Directions: Give the count of lines containing the string "JSON", with no other output.
— Start of Input material —
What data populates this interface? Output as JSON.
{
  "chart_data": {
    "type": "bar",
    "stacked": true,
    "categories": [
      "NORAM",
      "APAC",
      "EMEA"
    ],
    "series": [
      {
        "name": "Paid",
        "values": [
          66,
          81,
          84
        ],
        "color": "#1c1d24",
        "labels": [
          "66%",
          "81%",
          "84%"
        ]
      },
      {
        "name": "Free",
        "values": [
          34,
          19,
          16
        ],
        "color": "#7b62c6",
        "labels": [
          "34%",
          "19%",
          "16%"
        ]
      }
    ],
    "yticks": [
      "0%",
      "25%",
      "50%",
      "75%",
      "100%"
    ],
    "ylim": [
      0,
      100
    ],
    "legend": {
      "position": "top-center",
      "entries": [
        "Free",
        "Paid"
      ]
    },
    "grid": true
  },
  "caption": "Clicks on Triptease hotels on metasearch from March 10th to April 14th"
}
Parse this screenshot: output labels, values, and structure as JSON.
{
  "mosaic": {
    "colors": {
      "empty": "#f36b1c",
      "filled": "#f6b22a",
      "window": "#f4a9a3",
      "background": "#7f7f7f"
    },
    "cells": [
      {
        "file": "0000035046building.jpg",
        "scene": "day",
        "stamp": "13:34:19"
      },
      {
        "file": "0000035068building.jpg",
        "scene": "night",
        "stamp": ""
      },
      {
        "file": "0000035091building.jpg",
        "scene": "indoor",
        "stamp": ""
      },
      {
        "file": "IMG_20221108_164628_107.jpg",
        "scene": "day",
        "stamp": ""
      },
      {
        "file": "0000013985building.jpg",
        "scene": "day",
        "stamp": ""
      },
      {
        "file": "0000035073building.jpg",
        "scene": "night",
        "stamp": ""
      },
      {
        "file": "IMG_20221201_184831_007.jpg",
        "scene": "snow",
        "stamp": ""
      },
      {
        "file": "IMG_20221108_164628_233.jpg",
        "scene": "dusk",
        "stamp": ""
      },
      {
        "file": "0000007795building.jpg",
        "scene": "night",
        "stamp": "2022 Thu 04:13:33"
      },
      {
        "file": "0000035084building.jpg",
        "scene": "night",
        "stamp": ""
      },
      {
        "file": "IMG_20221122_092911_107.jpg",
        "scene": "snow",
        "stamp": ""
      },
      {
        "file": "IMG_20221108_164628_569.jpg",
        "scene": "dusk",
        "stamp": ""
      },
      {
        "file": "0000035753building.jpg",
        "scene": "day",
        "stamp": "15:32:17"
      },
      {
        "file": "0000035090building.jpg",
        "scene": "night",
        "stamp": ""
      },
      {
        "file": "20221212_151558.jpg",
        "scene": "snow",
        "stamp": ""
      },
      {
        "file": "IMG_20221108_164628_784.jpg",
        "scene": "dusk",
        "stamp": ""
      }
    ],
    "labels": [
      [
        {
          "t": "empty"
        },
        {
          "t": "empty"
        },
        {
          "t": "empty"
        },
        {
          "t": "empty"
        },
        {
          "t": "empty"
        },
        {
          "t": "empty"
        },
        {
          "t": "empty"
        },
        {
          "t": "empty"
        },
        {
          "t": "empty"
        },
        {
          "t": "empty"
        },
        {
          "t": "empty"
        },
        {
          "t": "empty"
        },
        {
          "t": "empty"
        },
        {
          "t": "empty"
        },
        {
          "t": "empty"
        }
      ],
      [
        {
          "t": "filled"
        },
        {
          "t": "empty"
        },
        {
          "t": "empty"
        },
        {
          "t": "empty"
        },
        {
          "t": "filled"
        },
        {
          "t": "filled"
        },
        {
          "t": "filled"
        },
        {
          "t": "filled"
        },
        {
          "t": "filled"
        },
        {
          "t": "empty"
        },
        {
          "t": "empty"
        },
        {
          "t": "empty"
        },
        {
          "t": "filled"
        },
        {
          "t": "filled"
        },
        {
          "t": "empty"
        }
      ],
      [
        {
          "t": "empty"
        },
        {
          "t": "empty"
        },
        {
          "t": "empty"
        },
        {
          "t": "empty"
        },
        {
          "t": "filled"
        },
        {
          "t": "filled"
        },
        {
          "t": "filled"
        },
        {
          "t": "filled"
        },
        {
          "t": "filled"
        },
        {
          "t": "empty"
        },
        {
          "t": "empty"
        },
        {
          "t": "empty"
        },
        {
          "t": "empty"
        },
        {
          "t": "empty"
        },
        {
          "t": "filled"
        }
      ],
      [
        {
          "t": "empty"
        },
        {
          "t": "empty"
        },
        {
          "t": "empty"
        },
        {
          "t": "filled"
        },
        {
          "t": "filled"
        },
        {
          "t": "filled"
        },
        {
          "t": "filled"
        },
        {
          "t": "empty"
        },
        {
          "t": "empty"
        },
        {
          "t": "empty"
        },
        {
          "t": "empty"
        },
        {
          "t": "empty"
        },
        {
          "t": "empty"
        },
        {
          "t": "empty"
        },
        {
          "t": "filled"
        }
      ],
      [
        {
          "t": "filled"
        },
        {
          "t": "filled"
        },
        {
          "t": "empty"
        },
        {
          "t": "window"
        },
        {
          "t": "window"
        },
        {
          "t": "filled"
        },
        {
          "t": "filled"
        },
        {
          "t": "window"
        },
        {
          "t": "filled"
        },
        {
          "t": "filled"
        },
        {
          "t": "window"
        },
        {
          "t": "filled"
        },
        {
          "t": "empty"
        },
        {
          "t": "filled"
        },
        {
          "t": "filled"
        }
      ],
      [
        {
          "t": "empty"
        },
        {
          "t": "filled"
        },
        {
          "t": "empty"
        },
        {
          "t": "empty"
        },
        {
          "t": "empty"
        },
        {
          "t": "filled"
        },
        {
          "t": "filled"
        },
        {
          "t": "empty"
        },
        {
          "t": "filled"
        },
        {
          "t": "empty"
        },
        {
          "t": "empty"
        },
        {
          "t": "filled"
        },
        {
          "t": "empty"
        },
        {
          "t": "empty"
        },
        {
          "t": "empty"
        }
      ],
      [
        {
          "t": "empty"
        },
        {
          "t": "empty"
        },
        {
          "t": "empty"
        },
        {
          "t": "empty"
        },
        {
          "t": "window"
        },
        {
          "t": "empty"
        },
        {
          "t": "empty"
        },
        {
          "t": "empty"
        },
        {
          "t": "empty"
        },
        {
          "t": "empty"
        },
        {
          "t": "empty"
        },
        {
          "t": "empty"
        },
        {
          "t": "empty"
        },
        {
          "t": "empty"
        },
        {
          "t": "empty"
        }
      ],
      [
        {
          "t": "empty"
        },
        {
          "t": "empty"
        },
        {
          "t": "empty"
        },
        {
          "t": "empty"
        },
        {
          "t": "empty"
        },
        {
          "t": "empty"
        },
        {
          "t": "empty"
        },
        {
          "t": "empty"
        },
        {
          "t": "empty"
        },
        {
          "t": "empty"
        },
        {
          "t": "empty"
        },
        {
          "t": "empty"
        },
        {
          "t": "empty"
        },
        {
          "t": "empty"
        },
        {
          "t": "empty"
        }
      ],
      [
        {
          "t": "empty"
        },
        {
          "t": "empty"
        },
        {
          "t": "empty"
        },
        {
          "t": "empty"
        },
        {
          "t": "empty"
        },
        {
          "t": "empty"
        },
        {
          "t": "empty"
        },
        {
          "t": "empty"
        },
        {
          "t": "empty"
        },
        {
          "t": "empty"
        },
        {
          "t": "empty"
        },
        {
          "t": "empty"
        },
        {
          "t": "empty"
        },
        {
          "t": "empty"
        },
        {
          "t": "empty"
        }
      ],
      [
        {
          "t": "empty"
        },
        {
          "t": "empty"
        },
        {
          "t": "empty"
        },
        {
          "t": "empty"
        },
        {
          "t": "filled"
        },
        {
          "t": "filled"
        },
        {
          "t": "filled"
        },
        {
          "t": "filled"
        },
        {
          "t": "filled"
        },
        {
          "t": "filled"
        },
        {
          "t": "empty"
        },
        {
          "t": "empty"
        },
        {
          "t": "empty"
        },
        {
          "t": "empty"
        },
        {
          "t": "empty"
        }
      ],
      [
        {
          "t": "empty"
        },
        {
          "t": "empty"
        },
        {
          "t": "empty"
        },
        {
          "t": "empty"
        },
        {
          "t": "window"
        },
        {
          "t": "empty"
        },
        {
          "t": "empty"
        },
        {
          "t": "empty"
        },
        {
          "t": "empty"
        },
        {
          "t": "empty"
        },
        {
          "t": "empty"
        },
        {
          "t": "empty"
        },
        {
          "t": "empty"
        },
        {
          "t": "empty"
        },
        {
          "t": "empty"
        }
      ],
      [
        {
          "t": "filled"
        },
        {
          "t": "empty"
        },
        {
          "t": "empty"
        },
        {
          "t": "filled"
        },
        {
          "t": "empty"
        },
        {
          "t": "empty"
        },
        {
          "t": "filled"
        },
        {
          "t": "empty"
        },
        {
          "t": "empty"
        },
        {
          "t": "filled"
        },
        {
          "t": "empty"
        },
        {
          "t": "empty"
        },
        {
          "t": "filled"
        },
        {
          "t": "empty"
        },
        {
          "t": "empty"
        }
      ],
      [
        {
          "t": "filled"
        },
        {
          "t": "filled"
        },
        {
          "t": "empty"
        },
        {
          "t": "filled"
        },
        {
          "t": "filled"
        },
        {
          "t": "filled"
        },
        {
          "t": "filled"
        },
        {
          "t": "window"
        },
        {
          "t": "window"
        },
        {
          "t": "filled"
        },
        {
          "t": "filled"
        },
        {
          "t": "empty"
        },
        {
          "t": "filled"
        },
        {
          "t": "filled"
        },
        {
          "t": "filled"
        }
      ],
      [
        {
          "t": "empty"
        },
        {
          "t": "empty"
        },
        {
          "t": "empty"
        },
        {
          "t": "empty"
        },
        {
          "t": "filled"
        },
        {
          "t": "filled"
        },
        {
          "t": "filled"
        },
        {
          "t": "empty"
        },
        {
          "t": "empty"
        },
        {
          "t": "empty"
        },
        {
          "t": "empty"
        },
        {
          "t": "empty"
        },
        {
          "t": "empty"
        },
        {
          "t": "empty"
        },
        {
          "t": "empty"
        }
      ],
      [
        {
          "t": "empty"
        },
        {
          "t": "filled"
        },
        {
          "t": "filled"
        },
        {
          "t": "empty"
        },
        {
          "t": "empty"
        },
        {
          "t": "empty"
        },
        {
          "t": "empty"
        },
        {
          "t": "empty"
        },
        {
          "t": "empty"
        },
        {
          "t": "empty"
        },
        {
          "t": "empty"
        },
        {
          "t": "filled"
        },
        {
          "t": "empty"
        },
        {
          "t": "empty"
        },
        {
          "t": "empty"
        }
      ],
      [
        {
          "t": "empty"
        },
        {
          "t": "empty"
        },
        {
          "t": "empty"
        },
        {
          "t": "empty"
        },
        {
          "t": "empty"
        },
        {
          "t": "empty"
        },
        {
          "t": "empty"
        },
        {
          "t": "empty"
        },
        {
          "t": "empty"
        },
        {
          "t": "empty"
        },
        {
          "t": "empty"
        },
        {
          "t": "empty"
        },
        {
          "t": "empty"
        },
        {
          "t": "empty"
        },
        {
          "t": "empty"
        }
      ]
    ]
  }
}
— End of Input material —
Solved problem: 2